Transcribe every entry below word for word, but skip the pictures.

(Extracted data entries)
###
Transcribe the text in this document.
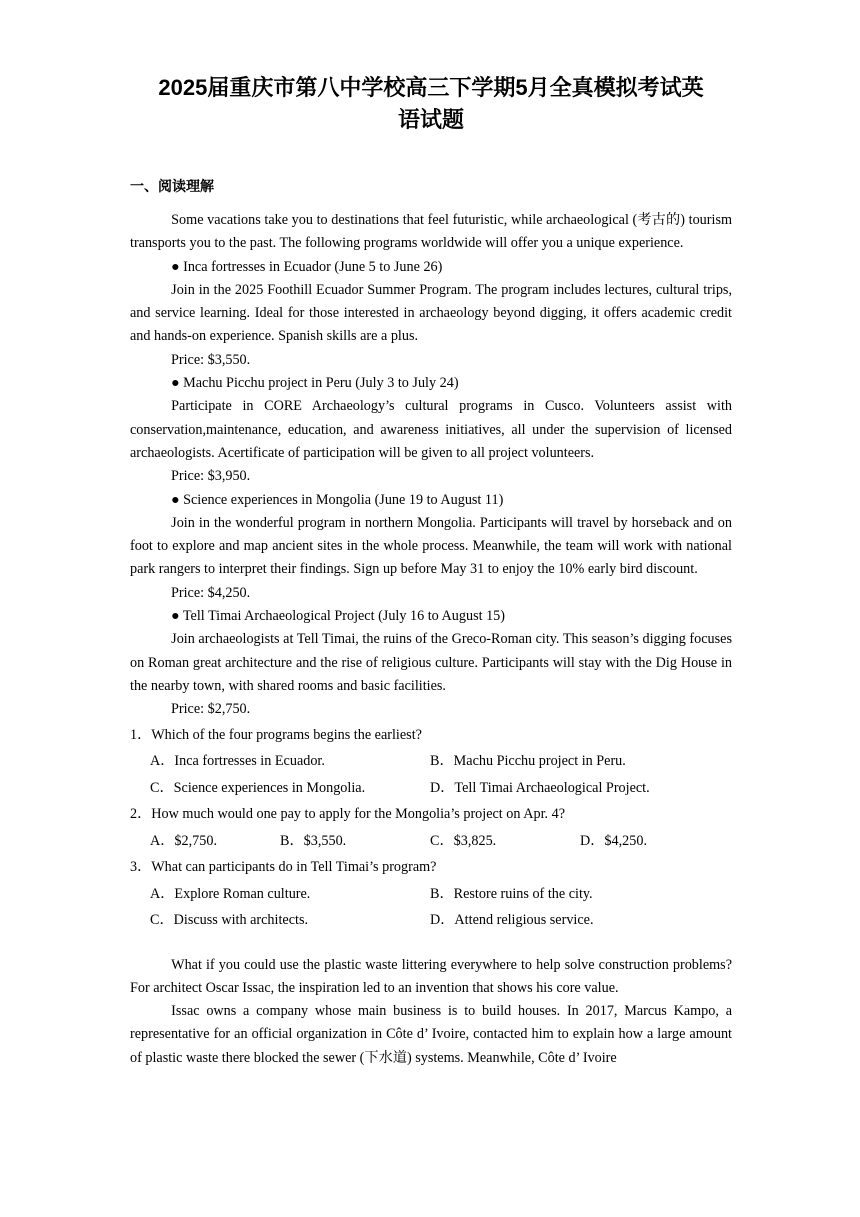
2025届重庆市第八中学校高三下学期5月全真模拟考试英
语试题
一、阅读理解

Some vacations take you to destinations that feel futuristic, while archaeological (考古的) tourism transports you to the past. The following programs worldwide will offer you a unique experience.

● Inca fortresses in Ecuador (June 5 to June 26)

Join in the 2025 Foothill Ecuador Summer Program. The program includes lectures, cultural trips, and service learning. Ideal for those interested in archaeology beyond digging, it offers academic credit and hands-on experience. Spanish skills are a plus.

Price: $3,550.

● Machu Picchu project in Peru (July 3 to July 24)

Participate in CORE Archaeology’s cultural programs in Cusco. Volunteers assist with conservation,maintenance, education, and awareness initiatives, all under the supervision of licensed archaeologists. Acertificate of participation will be given to all project volunteers.

Price: $3,950.

● Science experiences in Mongolia (June 19 to August 11)

Join in the wonderful program in northern Mongolia. Participants will travel by horseback and on foot to explore and map ancient sites in the whole process. Meanwhile, the team will work with national park rangers to interpret their findings. Sign up before May 31 to enjoy the 10% early bird discount.

Price: $4,250.

● Tell Timai Archaeological Project (July 16 to August 15)

Join archaeologists at Tell Timai, the ruins of the Greco-Roman city. This season’s digging focuses on Roman great architecture and the rise of religious culture. Participants will stay with the Dig House in the nearby town, with shared rooms and basic facilities.

Price: $2,750.

1．Which of the four programs begins the earliest?

A．Inca fortresses in Ecuador.	B．Machu Picchu project in Peru.
C．Science experiences in Mongolia.	D．Tell Timai Archaeological Project.

2．How much would one pay to apply for the Mongolia’s project on Apr. 4?

A．$2,750.	B．$3,550.	C．$3,825.	D．$4,250.

3．What can participants do in Tell Timai’s program?

A．Explore Roman culture.	B．Restore ruins of the city.
C．Discuss with architects.	D．Attend religious service.

What if you could use the plastic waste littering everywhere to help solve construction problems? For architect Oscar Issac, the inspiration led to an invention that shows his core value.

Issac owns a company whose main business is to build houses. In 2017, Marcus Kampo, a representative for an official organization in Côte d’ Ivoire, contacted him to explain how a large amount of plastic waste there blocked the sewer (下水道) systems. Meanwhile, Côte d’ Ivoire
###
● Output below:
Transcribe the text in this document.
2025届重庆市第八中学校高三下学期5月全真模拟考试英
语试题
一、阅读理解

Some vacations take you to destinations that feel futuristic, while archaeological (考古的) tourism transports you to the past. The following programs worldwide will offer you a unique experience.

● Inca fortresses in Ecuador (June 5 to June 26)

Join in the 2025 Foothill Ecuador Summer Program. The program includes lectures, cultural trips, and service learning. Ideal for those interested in archaeology beyond digging, it offers academic credit and hands-on experience. Spanish skills are a plus.

Price: $3,550.

● Machu Picchu project in Peru (July 3 to July 24)

Participate in CORE Archaeology’s cultural programs in Cusco. Volunteers assist with conservation,maintenance, education, and awareness initiatives, all under the supervision of licensed archaeologists. Acertificate of participation will be given to all project volunteers.

Price: $3,950.

● Science experiences in Mongolia (June 19 to August 11)

Join in the wonderful program in northern Mongolia. Participants will travel by horseback and on foot to explore and map ancient sites in the whole process. Meanwhile, the team will work with national park rangers to interpret their findings. Sign up before May 31 to enjoy the 10% early bird discount.

Price: $4,250.

● Tell Timai Archaeological Project (July 16 to August 15)

Join archaeologists at Tell Timai, the ruins of the Greco-Roman city. This season’s digging focuses on Roman great architecture and the rise of religious culture. Participants will stay with the Dig House in the nearby town, with shared rooms and basic facilities.

Price: $2,750.

1．Which of the four programs begins the earliest?

A．Inca fortresses in Ecuador.	B．Machu Picchu project in Peru.
C．Science experiences in Mongolia.	D．Tell Timai Archaeological Project.

2．How much would one pay to apply for the Mongolia’s project on Apr. 4?

A．$2,750.	B．$3,550.	C．$3,825.	D．$4,250.

3．What can participants do in Tell Timai’s program?

A．Explore Roman culture.	B．Restore ruins of the city.
C．Discuss with architects.	D．Attend religious service.

What if you could use the plastic waste littering everywhere to help solve construction problems? For architect Oscar Issac, the inspiration led to an invention that shows his core value.

Issac owns a company whose main business is to build houses. In 2017, Marcus Kampo, a representative for an official organization in Côte d’ Ivoire, contacted him to explain how a large amount of plastic waste there blocked the sewer (下水道) systems. Meanwhile, Côte d’ Ivoire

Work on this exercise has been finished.